DIRECTIONS — Only the lines from the one bearing "Parse this screenshot: output" to the final line should be transcribed, exactly and with both ends included. Pictures are to be left out.

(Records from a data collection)

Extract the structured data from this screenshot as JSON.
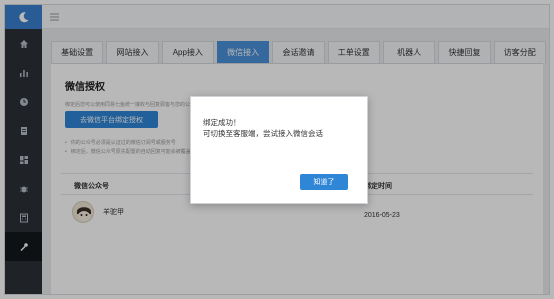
{
  "tabs": [
    "基础设置",
    "网站接入",
    "App接入",
    "微信接入",
    "会话邀请",
    "工单设置",
    "机器人",
    "快捷回复",
    "访客分配"
  ],
  "active_tab_index": 3,
  "section": {
    "title": "微信授权",
    "description": "绑定后您可以使用同易七鱼统一接收与回复顾客与您的公众号的消息",
    "bind_button": "去微信平台绑定授权",
    "tips": [
      "你的公众号必须是认证过的微信订阅号或服务号",
      "绑定后，微信公众号原先配置的自动回复可能会被覆盖"
    ]
  },
  "table": {
    "headers": [
      "微信公众号",
      "绑定时间"
    ],
    "rows": [
      {
        "name": "羊驼甲",
        "time": "2016-05-23"
      }
    ]
  },
  "modal": {
    "title": "绑定成功！",
    "message": "可切换至客服端，尝试接入微信会话",
    "ok_button": "知道了"
  },
  "colors": {
    "primary": "#2f86d6",
    "sidebar_bg": "#2b3036",
    "tab_active": "#4a90d9"
  }
}
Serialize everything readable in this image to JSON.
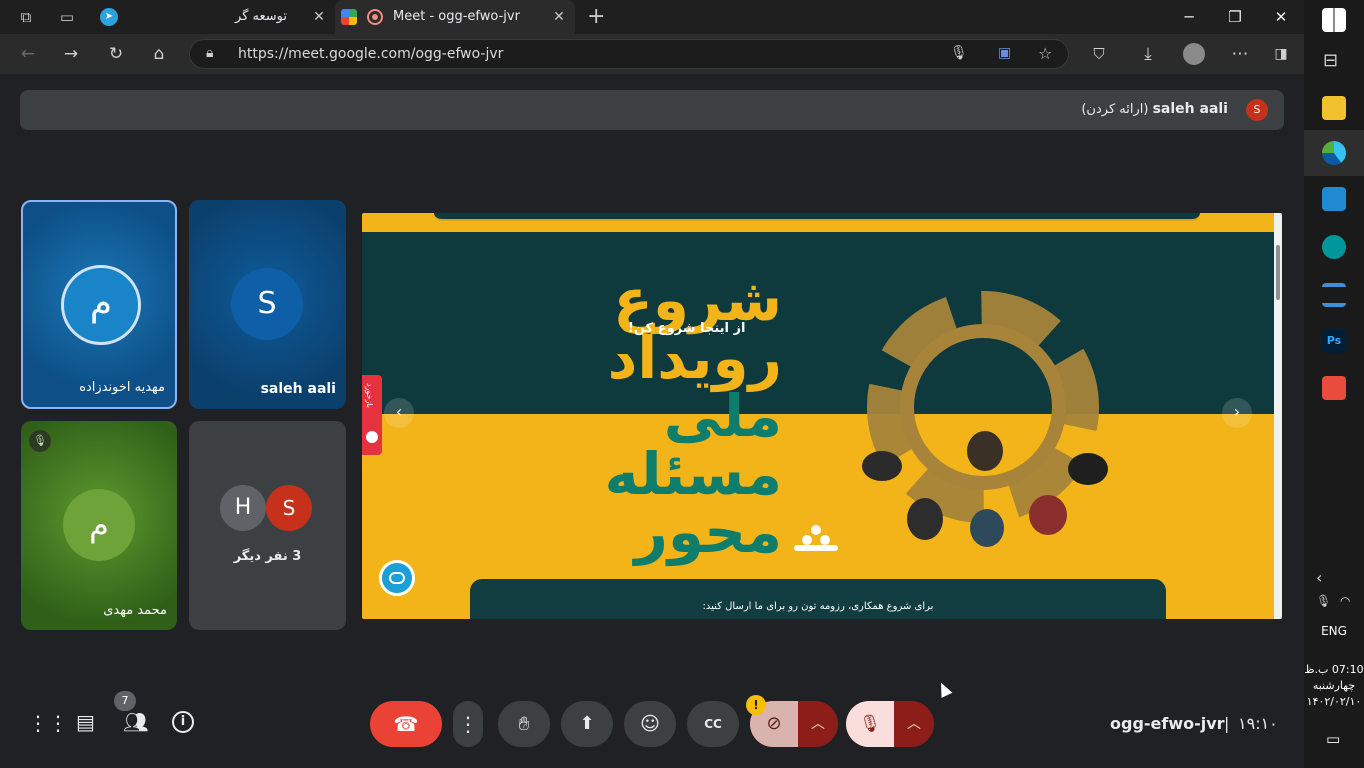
{
  "browser": {
    "tabs": [
      {
        "title": "توسعه گر",
        "active": false
      },
      {
        "title": "Meet - ogg-efwo-jvr",
        "active": true
      }
    ],
    "url": "https://meet.google.com/ogg-efwo-jvr"
  },
  "banner": {
    "avatar_letter": "S",
    "presenter_name": "saleh aali",
    "presenting_label": "(ارائه کردن)"
  },
  "participants": [
    {
      "name": "مهدیه اخوندزاده",
      "initial": "م",
      "speaking": true
    },
    {
      "name": "saleh aali",
      "initial": "S"
    },
    {
      "name": "محمد مهدی",
      "initial": "م",
      "muted": true
    },
    {
      "others_label": "3 نفر دیگر",
      "initials": [
        "H",
        "S"
      ]
    }
  ],
  "slide": {
    "headline_lines": [
      "شروع",
      "رویداد",
      "ملی",
      "مسئله",
      "محور"
    ],
    "subtitle": "از اینجا شروع کن!",
    "side_tab": "بازخورد",
    "bottom_text": "برای شروع همکاری، رزومه تون رو برای ما ارسال کنید:"
  },
  "controls": {
    "people_count": "7",
    "meeting_code": "ogg-efwo-jvr",
    "time": "۱۹:۱۰",
    "warning_badge": "!"
  },
  "taskbar": {
    "language": "ENG",
    "clock_time": "07:10 ب.ظ",
    "clock_day": "چهارشنبه",
    "clock_date": "۱۴۰۲/۰۲/۱۰"
  },
  "colors": {
    "meet_bg": "#202124",
    "hangup": "#ea4335",
    "camera_off": "#d9b3ad",
    "mic_off": "#f9dedc",
    "slide_yellow": "#f2b418",
    "slide_teal": "#0f3a3d"
  }
}
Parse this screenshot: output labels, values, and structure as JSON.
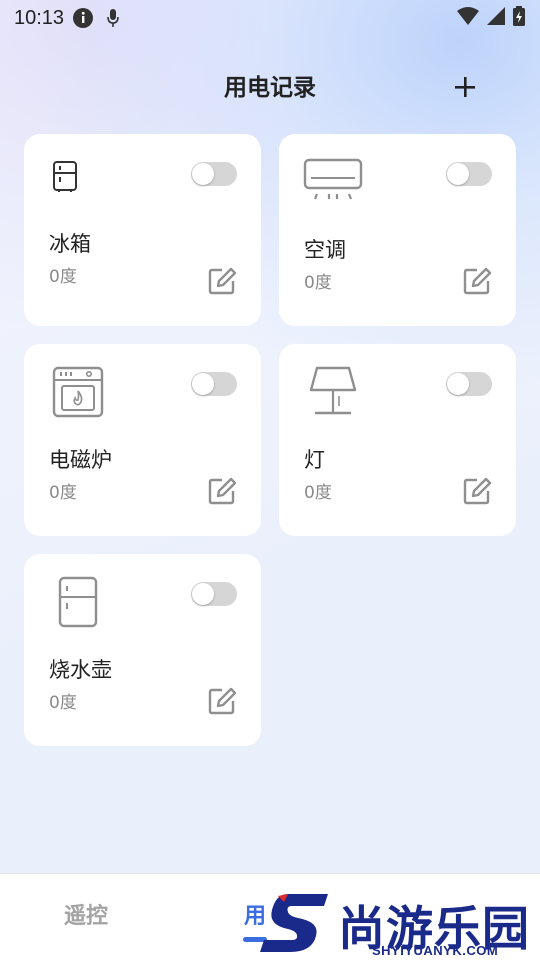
{
  "status_bar": {
    "time": "10:13",
    "icons": [
      "info-icon",
      "mic-icon",
      "wifi-icon",
      "signal-icon",
      "battery-icon"
    ]
  },
  "header": {
    "title": "用电记录",
    "add_icon": "plus-icon"
  },
  "devices": [
    {
      "name": "冰箱",
      "usage": "0度",
      "icon": "fridge-icon",
      "switch_on": false
    },
    {
      "name": "空调",
      "usage": "0度",
      "icon": "air-conditioner-icon",
      "switch_on": false
    },
    {
      "name": "电磁炉",
      "usage": "0度",
      "icon": "induction-cooker-icon",
      "switch_on": false
    },
    {
      "name": "灯",
      "usage": "0度",
      "icon": "lamp-icon",
      "switch_on": false
    },
    {
      "name": "烧水壶",
      "usage": "0度",
      "icon": "kettle-icon",
      "switch_on": false
    }
  ],
  "bottom_nav": {
    "tabs": [
      {
        "label": "遥控",
        "active": false
      },
      {
        "label": "用电记录",
        "active": true
      }
    ]
  },
  "watermark": {
    "logo_letter": "S",
    "text": "尚游乐园",
    "url": "SHYIYUANYK.COM"
  },
  "colors": {
    "accent": "#3a6de0",
    "toggle_off": "#d6d6d6",
    "icon_gray": "#8f8f8f",
    "watermark_blue": "#1a2a8a",
    "watermark_red": "#e02a2a"
  }
}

TASK RESPONSE —
Parse this screenshot: output labels, values, and structure as JSON.
{
  "status_bar": {
    "time": "10:13",
    "icons": [
      "info-icon",
      "mic-icon",
      "wifi-icon",
      "signal-icon",
      "battery-icon"
    ]
  },
  "header": {
    "title": "用电记录",
    "add_icon": "plus-icon"
  },
  "devices": [
    {
      "name": "冰箱",
      "usage": "0度",
      "icon": "fridge-icon",
      "switch_on": false
    },
    {
      "name": "空调",
      "usage": "0度",
      "icon": "air-conditioner-icon",
      "switch_on": false
    },
    {
      "name": "电磁炉",
      "usage": "0度",
      "icon": "induction-cooker-icon",
      "switch_on": false
    },
    {
      "name": "灯",
      "usage": "0度",
      "icon": "lamp-icon",
      "switch_on": false
    },
    {
      "name": "烧水壶",
      "usage": "0度",
      "icon": "kettle-icon",
      "switch_on": false
    }
  ],
  "bottom_nav": {
    "tabs": [
      {
        "label": "遥控",
        "active": false
      },
      {
        "label": "用电记录",
        "active": true
      }
    ]
  },
  "watermark": {
    "logo_letter": "S",
    "text": "尚游乐园",
    "url": "SHYIYUANYK.COM"
  },
  "colors": {
    "accent": "#3a6de0",
    "toggle_off": "#d6d6d6",
    "icon_gray": "#8f8f8f",
    "watermark_blue": "#1a2a8a",
    "watermark_red": "#e02a2a"
  }
}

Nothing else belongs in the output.